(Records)
>> Begin

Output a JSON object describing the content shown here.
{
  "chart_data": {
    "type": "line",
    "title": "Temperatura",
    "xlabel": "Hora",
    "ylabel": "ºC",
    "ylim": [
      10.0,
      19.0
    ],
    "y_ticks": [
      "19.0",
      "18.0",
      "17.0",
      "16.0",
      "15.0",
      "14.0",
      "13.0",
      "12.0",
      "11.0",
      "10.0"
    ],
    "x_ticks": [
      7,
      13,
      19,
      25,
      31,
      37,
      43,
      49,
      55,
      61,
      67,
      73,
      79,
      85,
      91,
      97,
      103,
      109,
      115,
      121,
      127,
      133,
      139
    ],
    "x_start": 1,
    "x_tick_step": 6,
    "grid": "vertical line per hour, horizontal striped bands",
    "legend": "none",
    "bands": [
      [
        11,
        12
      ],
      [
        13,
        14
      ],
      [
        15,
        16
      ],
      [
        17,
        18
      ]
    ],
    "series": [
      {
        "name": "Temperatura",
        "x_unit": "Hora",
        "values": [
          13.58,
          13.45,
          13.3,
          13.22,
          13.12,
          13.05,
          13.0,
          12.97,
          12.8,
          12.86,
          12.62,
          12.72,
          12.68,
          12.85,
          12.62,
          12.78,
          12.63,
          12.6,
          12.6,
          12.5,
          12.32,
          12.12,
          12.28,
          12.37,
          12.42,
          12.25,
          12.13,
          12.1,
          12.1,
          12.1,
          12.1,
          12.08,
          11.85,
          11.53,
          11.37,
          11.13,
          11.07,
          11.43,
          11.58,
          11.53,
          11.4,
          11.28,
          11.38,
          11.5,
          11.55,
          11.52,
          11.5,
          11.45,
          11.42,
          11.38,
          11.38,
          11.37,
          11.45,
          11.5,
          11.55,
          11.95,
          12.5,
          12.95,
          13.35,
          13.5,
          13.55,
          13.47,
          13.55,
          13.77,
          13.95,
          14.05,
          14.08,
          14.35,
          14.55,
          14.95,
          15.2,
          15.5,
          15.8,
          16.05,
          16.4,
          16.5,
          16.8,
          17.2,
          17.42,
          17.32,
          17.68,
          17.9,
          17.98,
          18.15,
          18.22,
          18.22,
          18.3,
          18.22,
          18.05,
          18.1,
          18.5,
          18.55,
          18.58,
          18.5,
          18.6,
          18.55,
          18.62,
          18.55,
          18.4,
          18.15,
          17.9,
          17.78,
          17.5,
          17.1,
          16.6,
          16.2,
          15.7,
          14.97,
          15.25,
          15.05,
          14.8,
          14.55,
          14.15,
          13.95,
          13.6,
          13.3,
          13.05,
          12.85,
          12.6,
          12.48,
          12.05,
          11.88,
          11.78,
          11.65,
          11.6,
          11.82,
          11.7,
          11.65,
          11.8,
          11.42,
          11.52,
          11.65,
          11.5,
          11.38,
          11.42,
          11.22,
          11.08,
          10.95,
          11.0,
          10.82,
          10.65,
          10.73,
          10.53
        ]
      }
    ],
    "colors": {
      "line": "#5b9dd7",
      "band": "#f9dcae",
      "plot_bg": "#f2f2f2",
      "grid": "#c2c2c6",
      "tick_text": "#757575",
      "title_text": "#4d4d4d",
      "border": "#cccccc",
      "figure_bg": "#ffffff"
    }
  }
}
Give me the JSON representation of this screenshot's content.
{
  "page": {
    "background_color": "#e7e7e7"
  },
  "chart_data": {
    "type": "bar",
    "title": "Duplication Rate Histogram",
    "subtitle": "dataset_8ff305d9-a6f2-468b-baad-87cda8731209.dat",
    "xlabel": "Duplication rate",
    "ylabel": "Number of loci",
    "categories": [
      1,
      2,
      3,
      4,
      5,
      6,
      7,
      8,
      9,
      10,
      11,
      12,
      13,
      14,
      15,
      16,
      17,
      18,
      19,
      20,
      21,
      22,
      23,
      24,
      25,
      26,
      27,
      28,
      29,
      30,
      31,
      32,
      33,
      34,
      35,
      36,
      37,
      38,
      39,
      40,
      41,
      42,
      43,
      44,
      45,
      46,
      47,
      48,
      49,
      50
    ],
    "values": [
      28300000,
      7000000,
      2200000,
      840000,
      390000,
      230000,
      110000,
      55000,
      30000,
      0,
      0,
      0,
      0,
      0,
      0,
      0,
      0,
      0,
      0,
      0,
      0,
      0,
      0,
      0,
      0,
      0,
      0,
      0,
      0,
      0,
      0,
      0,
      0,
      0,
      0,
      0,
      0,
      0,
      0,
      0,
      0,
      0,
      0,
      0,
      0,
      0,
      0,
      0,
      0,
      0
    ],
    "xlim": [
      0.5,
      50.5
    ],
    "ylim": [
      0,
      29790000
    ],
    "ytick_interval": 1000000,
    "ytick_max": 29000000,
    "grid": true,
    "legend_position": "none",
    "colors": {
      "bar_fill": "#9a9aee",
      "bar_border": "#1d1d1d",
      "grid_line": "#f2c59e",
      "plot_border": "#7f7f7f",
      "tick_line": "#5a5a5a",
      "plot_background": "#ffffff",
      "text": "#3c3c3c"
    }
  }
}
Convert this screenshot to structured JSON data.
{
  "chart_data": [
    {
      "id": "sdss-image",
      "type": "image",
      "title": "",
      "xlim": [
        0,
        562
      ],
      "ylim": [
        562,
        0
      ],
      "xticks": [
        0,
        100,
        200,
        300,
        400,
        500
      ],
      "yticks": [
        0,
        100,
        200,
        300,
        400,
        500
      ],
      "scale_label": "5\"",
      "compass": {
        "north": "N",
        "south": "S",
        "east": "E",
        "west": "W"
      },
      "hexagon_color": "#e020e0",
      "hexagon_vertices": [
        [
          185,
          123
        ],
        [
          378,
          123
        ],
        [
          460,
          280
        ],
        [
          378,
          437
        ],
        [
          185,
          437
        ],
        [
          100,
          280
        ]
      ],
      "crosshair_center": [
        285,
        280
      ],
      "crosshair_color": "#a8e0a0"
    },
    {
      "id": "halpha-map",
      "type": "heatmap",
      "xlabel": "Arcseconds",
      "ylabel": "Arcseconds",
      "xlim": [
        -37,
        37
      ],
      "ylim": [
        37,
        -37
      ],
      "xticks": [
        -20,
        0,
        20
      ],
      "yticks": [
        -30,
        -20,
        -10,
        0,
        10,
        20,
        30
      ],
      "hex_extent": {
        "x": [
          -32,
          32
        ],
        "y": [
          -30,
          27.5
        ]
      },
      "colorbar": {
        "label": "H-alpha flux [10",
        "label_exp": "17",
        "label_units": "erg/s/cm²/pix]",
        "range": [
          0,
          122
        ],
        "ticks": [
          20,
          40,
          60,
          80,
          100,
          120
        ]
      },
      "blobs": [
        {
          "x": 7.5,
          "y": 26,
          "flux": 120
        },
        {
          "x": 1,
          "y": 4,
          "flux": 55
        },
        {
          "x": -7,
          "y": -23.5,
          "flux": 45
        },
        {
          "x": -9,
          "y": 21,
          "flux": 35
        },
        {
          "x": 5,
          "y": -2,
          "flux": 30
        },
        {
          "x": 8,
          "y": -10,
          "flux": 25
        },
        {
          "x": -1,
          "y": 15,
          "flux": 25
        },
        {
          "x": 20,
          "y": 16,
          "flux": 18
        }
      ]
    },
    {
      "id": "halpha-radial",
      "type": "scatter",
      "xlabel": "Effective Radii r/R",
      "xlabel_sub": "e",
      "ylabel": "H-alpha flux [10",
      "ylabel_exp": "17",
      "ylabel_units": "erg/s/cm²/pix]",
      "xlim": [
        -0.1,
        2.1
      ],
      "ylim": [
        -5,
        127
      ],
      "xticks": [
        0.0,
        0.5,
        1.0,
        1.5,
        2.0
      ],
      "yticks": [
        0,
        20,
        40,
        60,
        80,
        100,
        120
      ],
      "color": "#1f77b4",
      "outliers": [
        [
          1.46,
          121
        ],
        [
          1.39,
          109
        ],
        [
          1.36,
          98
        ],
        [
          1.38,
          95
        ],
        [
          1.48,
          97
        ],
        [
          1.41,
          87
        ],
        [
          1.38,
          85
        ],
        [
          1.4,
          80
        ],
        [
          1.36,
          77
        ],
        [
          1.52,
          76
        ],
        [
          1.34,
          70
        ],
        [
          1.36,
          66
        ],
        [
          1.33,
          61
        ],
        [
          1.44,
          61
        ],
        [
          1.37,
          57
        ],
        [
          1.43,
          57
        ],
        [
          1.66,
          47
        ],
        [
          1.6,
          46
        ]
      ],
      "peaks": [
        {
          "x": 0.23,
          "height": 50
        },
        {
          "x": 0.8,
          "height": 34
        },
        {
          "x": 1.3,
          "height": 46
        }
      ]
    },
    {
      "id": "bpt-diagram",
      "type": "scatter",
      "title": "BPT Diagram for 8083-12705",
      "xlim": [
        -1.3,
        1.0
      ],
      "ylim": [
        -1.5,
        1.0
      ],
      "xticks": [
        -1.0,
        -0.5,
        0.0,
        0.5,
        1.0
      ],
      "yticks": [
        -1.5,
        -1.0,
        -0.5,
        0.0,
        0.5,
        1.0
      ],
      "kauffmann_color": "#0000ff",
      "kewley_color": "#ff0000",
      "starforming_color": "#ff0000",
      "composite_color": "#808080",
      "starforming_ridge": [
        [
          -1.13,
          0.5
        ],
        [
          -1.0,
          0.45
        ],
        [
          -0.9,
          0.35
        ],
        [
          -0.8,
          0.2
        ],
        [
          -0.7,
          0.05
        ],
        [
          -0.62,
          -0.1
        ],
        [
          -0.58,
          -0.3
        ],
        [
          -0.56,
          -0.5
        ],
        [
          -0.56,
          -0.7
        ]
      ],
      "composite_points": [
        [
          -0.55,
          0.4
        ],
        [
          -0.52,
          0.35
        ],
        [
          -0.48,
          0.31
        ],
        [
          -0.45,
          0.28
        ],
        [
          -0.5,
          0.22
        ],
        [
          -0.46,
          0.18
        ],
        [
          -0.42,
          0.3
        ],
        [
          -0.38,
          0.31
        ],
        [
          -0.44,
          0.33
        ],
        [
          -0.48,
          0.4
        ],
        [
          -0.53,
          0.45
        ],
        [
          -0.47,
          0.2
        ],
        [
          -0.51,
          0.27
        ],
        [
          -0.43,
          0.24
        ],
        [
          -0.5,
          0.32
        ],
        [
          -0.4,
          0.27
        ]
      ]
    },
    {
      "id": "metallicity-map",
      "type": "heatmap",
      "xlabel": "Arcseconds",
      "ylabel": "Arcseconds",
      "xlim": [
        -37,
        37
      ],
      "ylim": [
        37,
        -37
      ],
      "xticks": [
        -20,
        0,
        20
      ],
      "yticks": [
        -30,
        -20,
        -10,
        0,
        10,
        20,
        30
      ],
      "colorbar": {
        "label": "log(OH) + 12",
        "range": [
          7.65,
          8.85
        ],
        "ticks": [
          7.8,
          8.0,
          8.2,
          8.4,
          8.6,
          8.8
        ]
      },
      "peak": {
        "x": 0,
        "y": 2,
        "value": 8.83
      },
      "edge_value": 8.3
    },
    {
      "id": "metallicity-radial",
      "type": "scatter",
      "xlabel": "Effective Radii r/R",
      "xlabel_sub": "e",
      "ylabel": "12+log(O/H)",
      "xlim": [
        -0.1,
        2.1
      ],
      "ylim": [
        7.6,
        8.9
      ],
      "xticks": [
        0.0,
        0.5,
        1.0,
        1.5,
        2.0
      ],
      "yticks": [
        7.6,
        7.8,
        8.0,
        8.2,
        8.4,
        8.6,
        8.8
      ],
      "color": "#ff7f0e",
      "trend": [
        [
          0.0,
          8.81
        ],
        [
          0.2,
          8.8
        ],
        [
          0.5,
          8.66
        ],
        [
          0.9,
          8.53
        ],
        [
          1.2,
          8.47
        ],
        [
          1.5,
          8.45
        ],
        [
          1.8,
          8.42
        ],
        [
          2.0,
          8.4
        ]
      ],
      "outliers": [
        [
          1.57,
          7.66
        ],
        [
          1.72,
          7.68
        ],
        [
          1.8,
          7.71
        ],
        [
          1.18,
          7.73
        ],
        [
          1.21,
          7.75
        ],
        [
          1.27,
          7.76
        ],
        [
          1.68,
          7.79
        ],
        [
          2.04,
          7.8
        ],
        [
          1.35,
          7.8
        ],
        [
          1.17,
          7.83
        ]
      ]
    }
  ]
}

>> End

Point out every line holding the string "Temperatura" and copy it.

    "title": "Temperatura",
        "name": "Temperatura",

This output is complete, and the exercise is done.